== The request ==
Return every record verbatim.

== Record extracts ==
-- START --

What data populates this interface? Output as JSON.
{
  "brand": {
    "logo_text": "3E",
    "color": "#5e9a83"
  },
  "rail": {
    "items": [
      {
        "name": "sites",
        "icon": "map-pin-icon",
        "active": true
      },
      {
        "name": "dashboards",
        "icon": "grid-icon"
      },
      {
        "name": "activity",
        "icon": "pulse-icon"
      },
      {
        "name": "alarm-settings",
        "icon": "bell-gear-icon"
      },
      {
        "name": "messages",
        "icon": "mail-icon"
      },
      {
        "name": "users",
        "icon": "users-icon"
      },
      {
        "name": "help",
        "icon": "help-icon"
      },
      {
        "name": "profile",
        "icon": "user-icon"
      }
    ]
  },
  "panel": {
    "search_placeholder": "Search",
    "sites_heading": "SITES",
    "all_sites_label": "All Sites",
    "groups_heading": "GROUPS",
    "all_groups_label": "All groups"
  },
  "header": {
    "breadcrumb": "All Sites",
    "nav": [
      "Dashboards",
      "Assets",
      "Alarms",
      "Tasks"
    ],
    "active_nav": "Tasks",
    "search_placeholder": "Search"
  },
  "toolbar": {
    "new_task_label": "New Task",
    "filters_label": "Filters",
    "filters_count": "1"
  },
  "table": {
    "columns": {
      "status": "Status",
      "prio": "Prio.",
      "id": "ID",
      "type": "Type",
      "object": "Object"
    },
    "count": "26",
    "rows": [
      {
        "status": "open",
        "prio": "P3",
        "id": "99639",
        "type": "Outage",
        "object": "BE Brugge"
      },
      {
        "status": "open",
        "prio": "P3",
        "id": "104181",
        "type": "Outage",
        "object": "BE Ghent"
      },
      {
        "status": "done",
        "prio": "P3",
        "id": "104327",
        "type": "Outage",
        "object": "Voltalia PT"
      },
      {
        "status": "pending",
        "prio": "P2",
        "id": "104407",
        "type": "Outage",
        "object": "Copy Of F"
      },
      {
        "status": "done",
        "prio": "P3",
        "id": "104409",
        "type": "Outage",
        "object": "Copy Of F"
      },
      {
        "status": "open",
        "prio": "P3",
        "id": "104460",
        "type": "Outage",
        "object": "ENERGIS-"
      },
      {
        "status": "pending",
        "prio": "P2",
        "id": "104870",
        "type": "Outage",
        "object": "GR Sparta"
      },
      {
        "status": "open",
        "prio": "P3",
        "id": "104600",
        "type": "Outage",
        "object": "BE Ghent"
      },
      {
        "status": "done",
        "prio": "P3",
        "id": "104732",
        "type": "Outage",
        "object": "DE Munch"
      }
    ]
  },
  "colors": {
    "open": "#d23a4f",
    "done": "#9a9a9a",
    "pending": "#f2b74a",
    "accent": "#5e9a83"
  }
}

-- END --

== Task result ==
What data populates this interface? Output as JSON.
{
  "brand": {
    "logo_text": "3E",
    "color": "#5e9a83"
  },
  "rail": {
    "items": [
      {
        "name": "sites",
        "icon": "map-pin-icon",
        "active": true
      },
      {
        "name": "dashboards",
        "icon": "grid-icon"
      },
      {
        "name": "activity",
        "icon": "pulse-icon"
      },
      {
        "name": "alarm-settings",
        "icon": "bell-gear-icon"
      },
      {
        "name": "messages",
        "icon": "mail-icon"
      },
      {
        "name": "users",
        "icon": "users-icon"
      },
      {
        "name": "help",
        "icon": "help-icon"
      },
      {
        "name": "profile",
        "icon": "user-icon"
      }
    ]
  },
  "panel": {
    "search_placeholder": "Search",
    "sites_heading": "SITES",
    "all_sites_label": "All Sites",
    "groups_heading": "GROUPS",
    "all_groups_label": "All groups"
  },
  "header": {
    "breadcrumb": "All Sites",
    "nav": [
      "Dashboards",
      "Assets",
      "Alarms",
      "Tasks"
    ],
    "active_nav": "Tasks",
    "search_placeholder": "Search"
  },
  "toolbar": {
    "new_task_label": "New Task",
    "filters_label": "Filters",
    "filters_count": "1"
  },
  "table": {
    "columns": {
      "status": "Status",
      "prio": "Prio.",
      "id": "ID",
      "type": "Type",
      "object": "Object"
    },
    "count": "26",
    "rows": [
      {
        "status": "open",
        "prio": "P3",
        "id": "99639",
        "type": "Outage",
        "object": "BE Brugge"
      },
      {
        "status": "open",
        "prio": "P3",
        "id": "104181",
        "type": "Outage",
        "object": "BE Ghent"
      },
      {
        "status": "done",
        "prio": "P3",
        "id": "104327",
        "type": "Outage",
        "object": "Voltalia PT"
      },
      {
        "status": "pending",
        "prio": "P2",
        "id": "104407",
        "type": "Outage",
        "object": "Copy Of F"
      },
      {
        "status": "done",
        "prio": "P3",
        "id": "104409",
        "type": "Outage",
        "object": "Copy Of F"
      },
      {
        "status": "open",
        "prio": "P3",
        "id": "104460",
        "type": "Outage",
        "object": "ENERGIS-"
      },
      {
        "status": "pending",
        "prio": "P2",
        "id": "104870",
        "type": "Outage",
        "object": "GR Sparta"
      },
      {
        "status": "open",
        "prio": "P3",
        "id": "104600",
        "type": "Outage",
        "object": "BE Ghent"
      },
      {
        "status": "done",
        "prio": "P3",
        "id": "104732",
        "type": "Outage",
        "object": "DE Munch"
      }
    ]
  },
  "colors": {
    "open": "#d23a4f",
    "done": "#9a9a9a",
    "pending": "#f2b74a",
    "accent": "#5e9a83"
  }
}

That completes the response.